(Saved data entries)
----
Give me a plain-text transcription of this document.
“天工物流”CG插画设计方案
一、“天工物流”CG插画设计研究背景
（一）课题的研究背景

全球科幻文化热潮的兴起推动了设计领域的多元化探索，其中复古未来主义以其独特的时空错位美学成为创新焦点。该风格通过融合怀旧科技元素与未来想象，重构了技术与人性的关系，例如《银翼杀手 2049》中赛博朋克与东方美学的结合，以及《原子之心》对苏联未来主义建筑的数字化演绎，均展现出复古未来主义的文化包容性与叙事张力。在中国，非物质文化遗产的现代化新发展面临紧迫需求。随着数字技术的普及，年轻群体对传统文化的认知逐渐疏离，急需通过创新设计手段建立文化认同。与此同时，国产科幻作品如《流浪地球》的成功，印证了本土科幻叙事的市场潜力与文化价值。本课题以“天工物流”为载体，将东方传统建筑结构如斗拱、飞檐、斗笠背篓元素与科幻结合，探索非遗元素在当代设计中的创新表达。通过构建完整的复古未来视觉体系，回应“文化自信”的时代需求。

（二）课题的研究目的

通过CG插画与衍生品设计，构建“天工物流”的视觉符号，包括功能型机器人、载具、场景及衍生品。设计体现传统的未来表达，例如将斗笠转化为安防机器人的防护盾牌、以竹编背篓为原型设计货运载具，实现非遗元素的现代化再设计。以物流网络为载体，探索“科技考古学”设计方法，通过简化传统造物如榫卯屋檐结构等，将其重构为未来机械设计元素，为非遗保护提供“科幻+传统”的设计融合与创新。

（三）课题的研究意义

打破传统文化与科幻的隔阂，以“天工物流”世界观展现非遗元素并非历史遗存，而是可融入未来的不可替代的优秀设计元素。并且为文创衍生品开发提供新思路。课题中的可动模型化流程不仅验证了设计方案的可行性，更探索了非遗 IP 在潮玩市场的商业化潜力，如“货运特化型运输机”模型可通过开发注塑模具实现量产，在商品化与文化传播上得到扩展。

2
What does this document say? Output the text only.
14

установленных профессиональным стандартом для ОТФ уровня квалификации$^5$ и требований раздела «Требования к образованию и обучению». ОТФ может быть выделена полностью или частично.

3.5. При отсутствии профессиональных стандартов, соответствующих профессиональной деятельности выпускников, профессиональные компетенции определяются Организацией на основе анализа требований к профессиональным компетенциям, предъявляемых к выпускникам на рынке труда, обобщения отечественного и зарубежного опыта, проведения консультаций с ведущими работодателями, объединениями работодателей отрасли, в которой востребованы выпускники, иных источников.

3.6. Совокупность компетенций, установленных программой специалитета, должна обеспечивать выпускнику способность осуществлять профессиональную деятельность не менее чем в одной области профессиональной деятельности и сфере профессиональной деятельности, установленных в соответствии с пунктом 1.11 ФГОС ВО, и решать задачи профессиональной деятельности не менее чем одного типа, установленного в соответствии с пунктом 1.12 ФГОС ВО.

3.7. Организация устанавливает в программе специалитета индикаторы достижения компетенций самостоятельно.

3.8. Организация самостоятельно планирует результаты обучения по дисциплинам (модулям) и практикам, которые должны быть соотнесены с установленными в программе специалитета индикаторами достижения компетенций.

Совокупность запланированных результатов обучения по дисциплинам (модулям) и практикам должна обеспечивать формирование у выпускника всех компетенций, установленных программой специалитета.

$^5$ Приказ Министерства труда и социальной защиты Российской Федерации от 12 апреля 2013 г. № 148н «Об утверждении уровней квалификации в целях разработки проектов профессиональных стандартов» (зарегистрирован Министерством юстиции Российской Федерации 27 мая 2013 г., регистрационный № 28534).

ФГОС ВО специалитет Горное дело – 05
----
Write every record out again, unaltered.

Give me a plain-text transcription of this document.
“天工物流”CG插画设计方案
一、“天工物流”CG插画设计研究背景
（一）课题的研究背景

全球科幻文化热潮的兴起推动了设计领域的多元化探索，其中复古未来主义以其独特的时空错位美学成为创新焦点。该风格通过融合怀旧科技元素与未来想象，重构了技术与人性的关系，例如《银翼杀手 2049》中赛博朋克与东方美学的结合，以及《原子之心》对苏联未来主义建筑的数字化演绎，均展现出复古未来主义的文化包容性与叙事张力。在中国，非物质文化遗产的现代化新发展面临紧迫需求。随着数字技术的普及，年轻群体对传统文化的认知逐渐疏离，急需通过创新设计手段建立文化认同。与此同时，国产科幻作品如《流浪地球》的成功，印证了本土科幻叙事的市场潜力与文化价值。本课题以“天工物流”为载体，将东方传统建筑结构如斗拱、飞檐、斗笠背篓元素与科幻结合，探索非遗元素在当代设计中的创新表达。通过构建完整的复古未来视觉体系，回应“文化自信”的时代需求。

（二）课题的研究目的

通过CG插画与衍生品设计，构建“天工物流”的视觉符号，包括功能型机器人、载具、场景及衍生品。设计体现传统的未来表达，例如将斗笠转化为安防机器人的防护盾牌、以竹编背篓为原型设计货运载具，实现非遗元素的现代化再设计。以物流网络为载体，探索“科技考古学”设计方法，通过简化传统造物如榫卯屋檐结构等，将其重构为未来机械设计元素，为非遗保护提供“科幻+传统”的设计融合与创新。

（三）课题的研究意义

打破传统文化与科幻的隔阂，以“天工物流”世界观展现非遗元素并非历史遗存，而是可融入未来的不可替代的优秀设计元素。并且为文创衍生品开发提供新思路。课题中的可动模型化流程不仅验证了设计方案的可行性，更探索了非遗 IP 在潮玩市场的商业化潜力，如“货运特化型运输机”模型可通过开发注塑模具实现量产，在商品化与文化传播上得到扩展。

2
What does this document say? Output the text only.
14

установленных профессиональным стандартом для ОТФ уровня квалификации$^5$ и требований раздела «Требования к образованию и обучению». ОТФ может быть выделена полностью или частично.

3.5. При отсутствии профессиональных стандартов, соответствующих профессиональной деятельности выпускников, профессиональные компетенции определяются Организацией на основе анализа требований к профессиональным компетенциям, предъявляемых к выпускникам на рынке труда, обобщения отечественного и зарубежного опыта, проведения консультаций с ведущими работодателями, объединениями работодателей отрасли, в которой востребованы выпускники, иных источников.

3.6. Совокупность компетенций, установленных программой специалитета, должна обеспечивать выпускнику способность осуществлять профессиональную деятельность не менее чем в одной области профессиональной деятельности и сфере профессиональной деятельности, установленных в соответствии с пунктом 1.11 ФГОС ВО, и решать задачи профессиональной деятельности не менее чем одного типа, установленного в соответствии с пунктом 1.12 ФГОС ВО.

3.7. Организация устанавливает в программе специалитета индикаторы достижения компетенций самостоятельно.

3.8. Организация самостоятельно планирует результаты обучения по дисциплинам (модулям) и практикам, которые должны быть соотнесены с установленными в программе специалитета индикаторами достижения компетенций.

Совокупность запланированных результатов обучения по дисциплинам (модулям) и практикам должна обеспечивать формирование у выпускника всех компетенций, установленных программой специалитета.

$^5$ Приказ Министерства труда и социальной защиты Российской Федерации от 12 апреля 2013 г. № 148н «Об утверждении уровней квалификации в целях разработки проектов профессиональных стандартов» (зарегистрирован Министерством юстиции Российской Федерации 27 мая 2013 г., регистрационный № 28534).

ФГОС ВО специалитет Горное дело – 05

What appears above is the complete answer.